* **SET TASK**: Say how many lines of these entries include the word "algunas", and answer with the number alone.

Source data
==============================

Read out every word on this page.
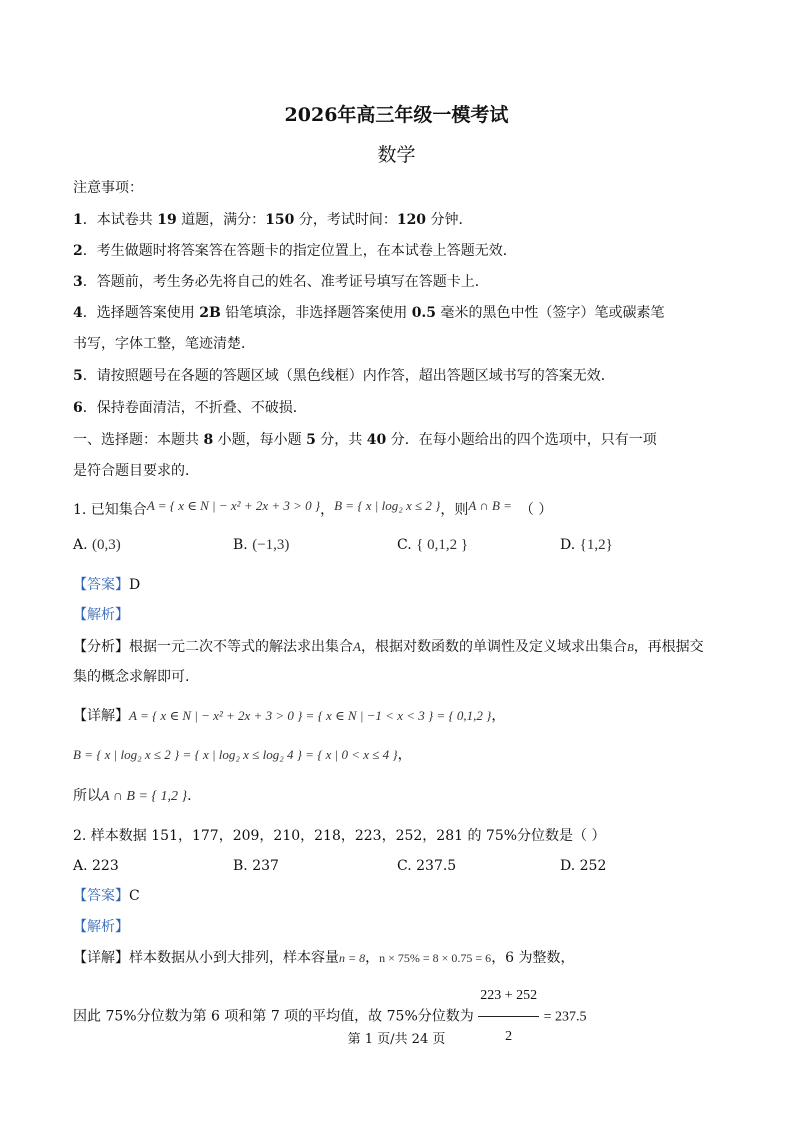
2026年高三年级一模考试
数学
注意事项：
1．本试卷共 19 道题，满分：150 分，考试时间：120 分钟．
2．考生做题时将答案答在答题卡的指定位置上，在本试卷上答题无效．
3．答题前，考生务必先将自己的姓名、准考证号填写在答题卡上．
4．选择题答案使用 2B 铅笔填涂，非选择题答案使用 0.5 毫米的黑色中性（签字）笔或碳素笔
书写，字体工整，笔迹清楚．
5．请按照题号在各题的答题区域（黑色线框）内作答，超出答题区域书写的答案无效．
6．保持卷面清洁，不折叠、不破损．
一、选择题：本题共 8 小题，每小题 5 分，共 40 分．在每小题给出的四个选项中，只有一项
是符合题目要求的．
1. 已知集合A = { x ∈ N | − x² + 2x + 3 > 0 }，B = { x | log₂ x ≤ 2 }，则A ∩ B = （ ）
A. (0,3)	B. (−1,3)	C. { 0,1,2 }	D. {1,2}
【答案】D
【解析】
【分析】根据一元二次不等式的解法求出集合A，根据对数函数的单调性及定义域求出集合B，再根据交
集的概念求解即可.
【详解】A = { x ∈ N | − x² + 2x + 3 > 0 } = { x ∈ N | −1 < x < 3 } = { 0,1,2 }，
B = { x | log₂ x ≤ 2 } = { x | log₂ x ≤ log₂ 4 } = { x | 0 < x ≤ 4 }，
所以A ∩ B = { 1,2 }.
2. 样本数据 151，177，209，210，218，223，252，281 的 75%分位数是（ ）
A. 223	B. 237	C. 237.5	D. 252
【答案】C
【解析】
【详解】样本数据从小到大排列，样本容量n = 8，n × 75% = 8 × 0.75 = 6，6 为整数，
因此 75%分位数为第 6 项和第 7 项的平均值，故 75%分位数为 $\frac{223 + 252}{2} = 237.5$
第 1 页/共 24 页
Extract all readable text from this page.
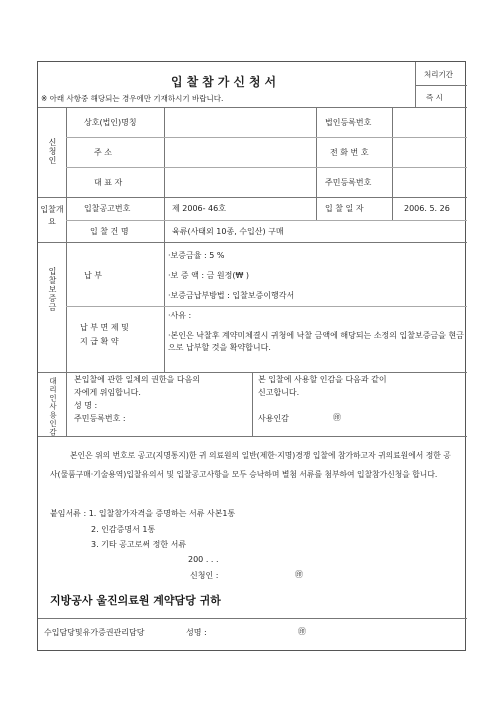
입찰참가신청서
※ 아래 사항중 해당되는 경우에만 기재하시기 바랍니다.
처리기간
즉 시
신청인
상호(법인)명칭	법인등록번호
주 소	전 화 번 호
대 표 자	주민등록번호
입찰개요
입찰공고번호	제 2006- 46호	입 찰 일 자	2006. 5. 26
입 찰 건 명	육류(사태외 10종, 수입산) 구매
입찰보증금	납 부
·보증금율 : 5 %
·보 증 액 : 금 원정(₩ )
·보증금납부방법 : 입찰보증이행각서
납 부 면 제 및
지 급 확 약
·사유 :
·본인은 낙찰후 계약미체결시 귀청에 낙찰 금액에 해당되는 소정의 입찰보증금을 현금으로 납부할 것을 확약합니다.
대리인사용인감 본입찰에 관한 일체의 권한을 다음의
자에게 위임합니다.
성 명 :
주민등록번호 :
본 입찰에 사용할 인감을 다음과 같이
신고합니다.
사용인감	㊞
본인은 위의 번호로 공고(지명통지)한 귀 의료원의 일반(제한·지명)경쟁 입찰에 참가하고자 귀의료원에서 정한 공사(물품구매·기술용역)입찰유의서 및 입찰공고사항을 모두 승낙하며 별첨 서류를 첨부하여 입찰참가신청을 합니다.
붙임서류 : 1. 입찰참가자격을 증명하는 서류 사본1통
2. 인감증명서 1통
3. 기타 공고로써 정한 서류
200 . . .
신청인 :	㊞
지방공사 울진의료원 계약담당 귀하
수입담당및유가증권관리담당	성명 :	㊞
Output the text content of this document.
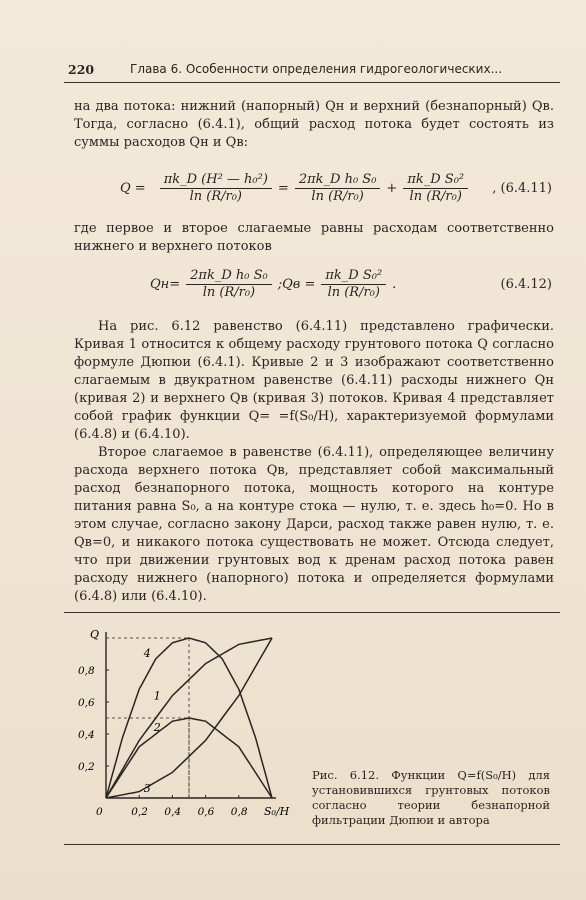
220	Глава 6. Особенности определения гидрогеологических...
на два потока: нижний (напорный) Qн и верхний (безнапорный) Qв. Тогда, согласно (6.4.1), общий расход потока будет состоять из суммы расходов Qн и Qв:
$Q = \frac{\text{πk\_D (H² — h₀²)}}{\text{ln (R/r₀)}} = \frac{\text{2πk\_D h₀ S₀}}{\text{ln (R/r₀)}} + \frac{\text{πk\_D S₀²}}{\text{ln (R/r₀)}}$ , (6.4.11)
где первое и второе слагаемые равны расходам соответственно нижнего и верхнего потоков
$Qн= \frac{\text{2πk\_D h₀ S₀}}{\text{ln (R/r₀)}}$ ; Qв = $\frac{\text{πk\_D S₀²}}{\text{ln (R/r₀)}}$ .	(6.4.12)
На рис. 6.12 равенство (6.4.11) представлено графически. Кривая 1 относится к общему расходу грунтового потока Q согласно формуле Дюпюи (6.4.1). Кривые 2 и 3 изображают соответственно слагаемым в двукратном равенстве (6.4.11) расходы нижнего Qн (кривая 2) и верхнего Qв (кривая 3) потоков. Кривая 4 представляет собой график функции Q= =f(S₀/H), характеризуемой формулами (6.4.8) и (6.4.10).
Второе слагаемое в равенстве (6.4.11), определяющее величину расхода верхнего потока Qв, представляет собой максимальный расход безнапорного потока, мощность которого на контуре питания равна S₀, а на контуре стока — нулю, т. е. здесь h₀=0. Но в этом случае, согласно закону Дарси, расход также равен нулю, т. е. Qв=0, и никакого потока существовать не может. Отсюда следует, что при движении грунтовых вод к дренам расход потока равен расходу нижнего (напорного) потока и определяется формулами (6.4.8) или (6.4.10).
Q
S₀/H
0	0,2 0,4 0,6 0,8
0,2
0,4
0,6
0,8
1
2
3
4
Рис. 6.12. Функции Q=f(S₀/H) для установившихся грунтовых потоков согласно теории безнапорной фильтрации Дюпюи и автора
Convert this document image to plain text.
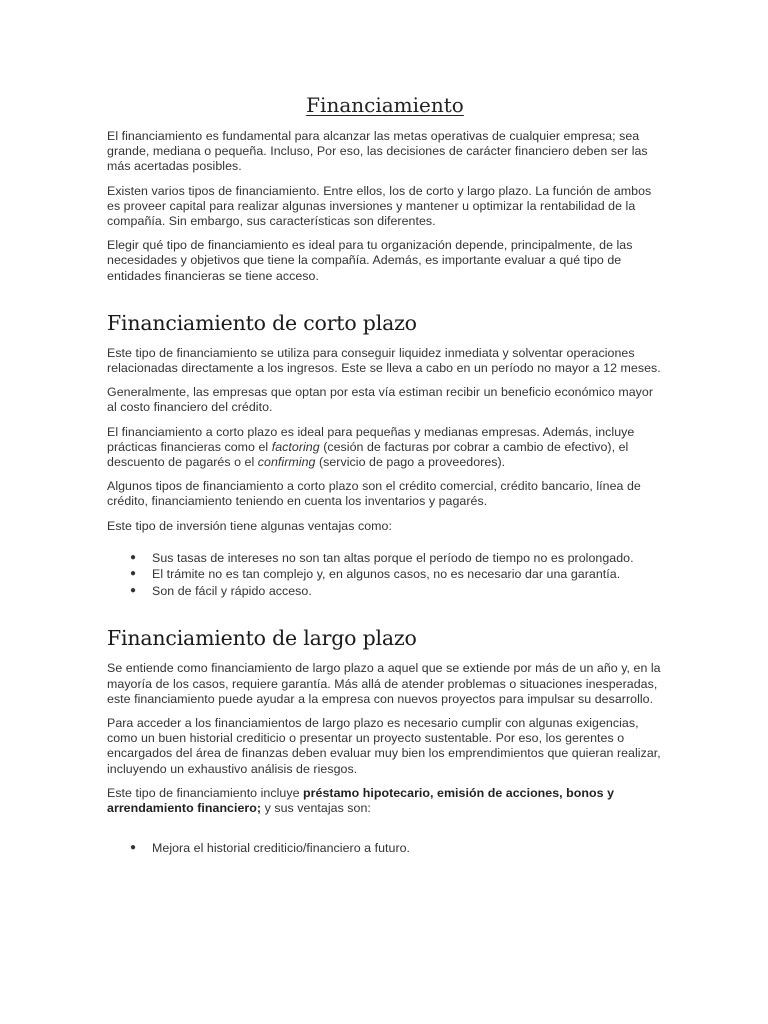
Financiamiento

El financiamiento es fundamental para alcanzar las metas operativas de cualquier empresa; sea grande, mediana o pequeña. Incluso, Por eso, las decisiones de carácter financiero deben ser las más acertadas posibles.

Existen varios tipos de financiamiento. Entre ellos, los de corto y largo plazo. La función de ambos es proveer capital para realizar algunas inversiones y mantener u optimizar la rentabilidad de la compañía. Sin embargo, sus características son diferentes.

Elegir qué tipo de financiamiento es ideal para tu organización depende, principalmente, de las necesidades y objetivos que tiene la compañía. Además, es importante evaluar a qué tipo de entidades financieras se tiene acceso.

Financiamiento de corto plazo

Este tipo de financiamiento se utiliza para conseguir liquidez inmediata y solventar operaciones relacionadas directamente a los ingresos. Este se lleva a cabo en un período no mayor a 12 meses.

Generalmente, las empresas que optan por esta vía estiman recibir un beneficio económico mayor al costo financiero del crédito.

El financiamiento a corto plazo es ideal para pequeñas y medianas empresas. Además, incluye prácticas financieras como el factoring (cesión de facturas por cobrar a cambio de efectivo), el descuento de pagarés o el confirming (servicio de pago a proveedores).

Algunos tipos de financiamiento a corto plazo son el crédito comercial, crédito bancario, línea de crédito, financiamiento teniendo en cuenta los inventarios y pagarés.

Este tipo de inversión tiene algunas ventajas como:

● Sus tasas de intereses no son tan altas porque el período de tiempo no es prolongado.
● El trámite no es tan complejo y, en algunos casos, no es necesario dar una garantía.
● Son de fácil y rápido acceso.
Financiamiento de largo plazo

Se entiende como financiamiento de largo plazo a aquel que se extiende por más de un año y, en la mayoría de los casos, requiere garantía. Más allá de atender problemas o situaciones inesperadas, este financiamiento puede ayudar a la empresa con nuevos proyectos para impulsar su desarrollo.

Para acceder a los financiamientos de largo plazo es necesario cumplir con algunas exigencias, como un buen historial crediticio o presentar un proyecto sustentable. Por eso, los gerentes o encargados del área de finanzas deben evaluar muy bien los emprendimientos que quieran realizar, incluyendo un exhaustivo análisis de riesgos.

Este tipo de financiamiento incluye préstamo hipotecario, emisión de acciones, bonos y arrendamiento financiero; y sus ventajas son:

● Mejora el historial crediticio/financiero a futuro.
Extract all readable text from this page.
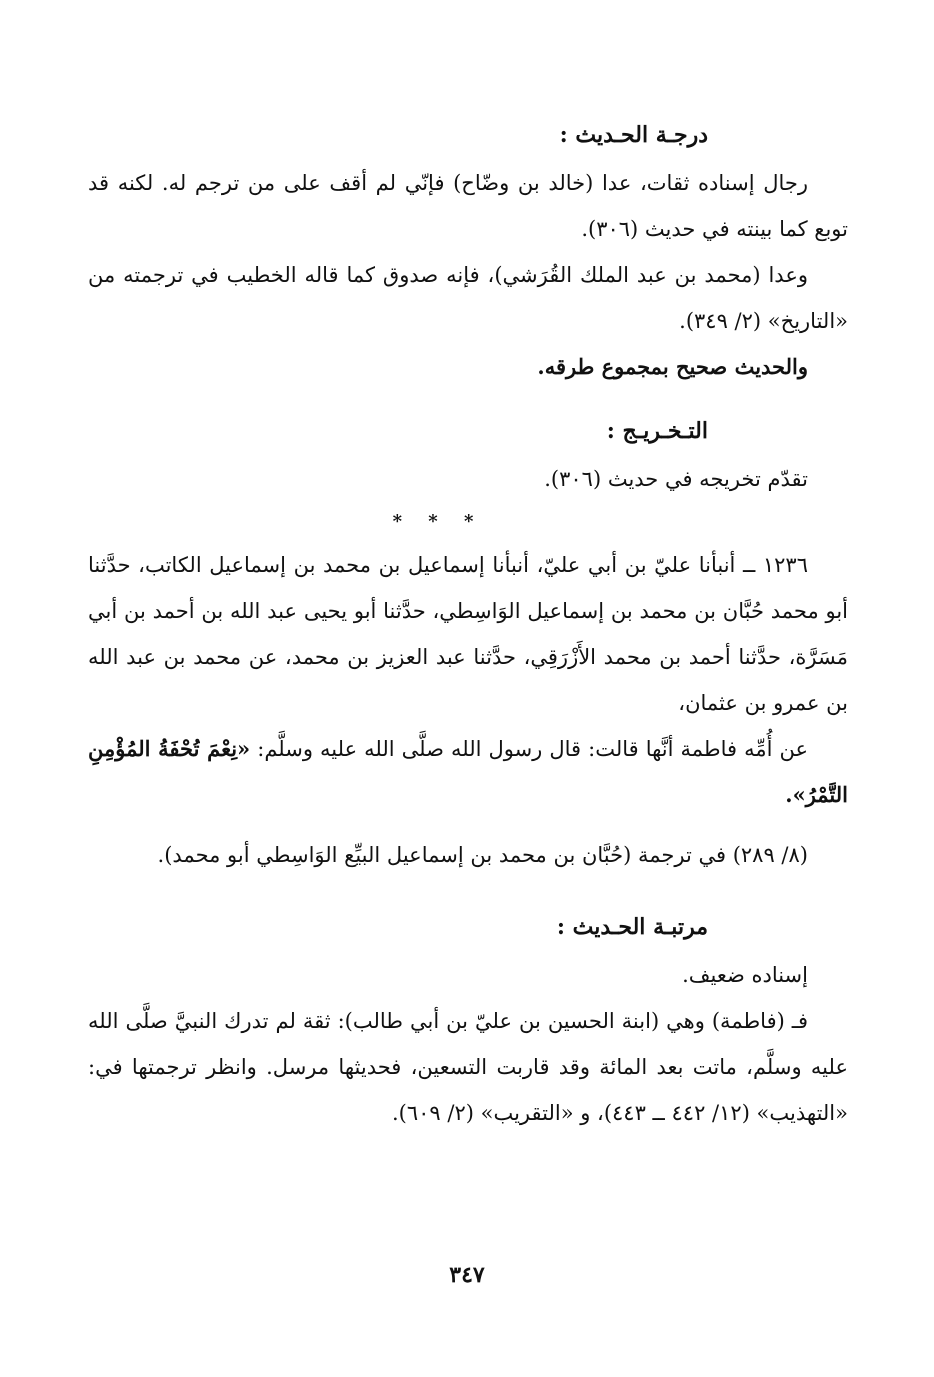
درجـة الحـديث :

رجال إسناده ثقات، عدا (خالد بن وضّاح) فإنّي لم أقف على من ترجم له. لكنه قد توبع كما بينته في حديث (٣٠٦).

وعدا (محمد بن عبد الملك القُرَشي)، فإنه صدوق كما قاله الخطيب في ترجمته من «التاريخ» (٢/ ٣٤٩).

والحديث صحيح بمجموع طرقه.

التـخـريـج :

تقدّم تخريجه في حديث (٣٠٦).

* * *

١٢٣٦ ــ أنبأنا عليّ بن أبي عليّ، أنبأنا إسماعيل بن محمد بن إسماعيل الكاتب، حدَّثنا أبو محمد حُبَّان بن محمد بن إسماعيل الوَاسِطي، حدَّثنا أبو يحيى عبد الله بن أحمد بن أبي مَسَرَّة، حدَّثنا أحمد بن محمد الأَزْرَقِي، حدَّثنا عبد العزيز بن محمد، عن محمد بن عبد الله بن عمرو بن عثمان،

عن أُمِّه فاطمة أنَّها قالت: قال رسول الله صلَّى الله عليه وسلَّم: «نِعْمَ تُحْفَةُ المُؤْمِنِ التَّمْرُ».

(٨/ ٢٨٩) في ترجمة (حُبَّان بن محمد بن إسماعيل البيِّع الوَاسِطي أبو محمد).

مرتبـة الحـديث :

إسناده ضعيف.

فـ (فاطمة) وهي (ابنة الحسين بن عليّ بن أبي طالب): ثقة لم تدرك النبيَّ صلَّى الله عليه وسلَّم، ماتت بعد المائة وقد قاربت التسعين، فحديثها مرسل. وانظر ترجمتها في: «التهذيب» (١٢/ ٤٤٢ ــ ٤٤٣)، و «التقريب» (٢/ ٦٠٩).

٣٤٧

==============================

* **EXPECTED OUTPUT**: 3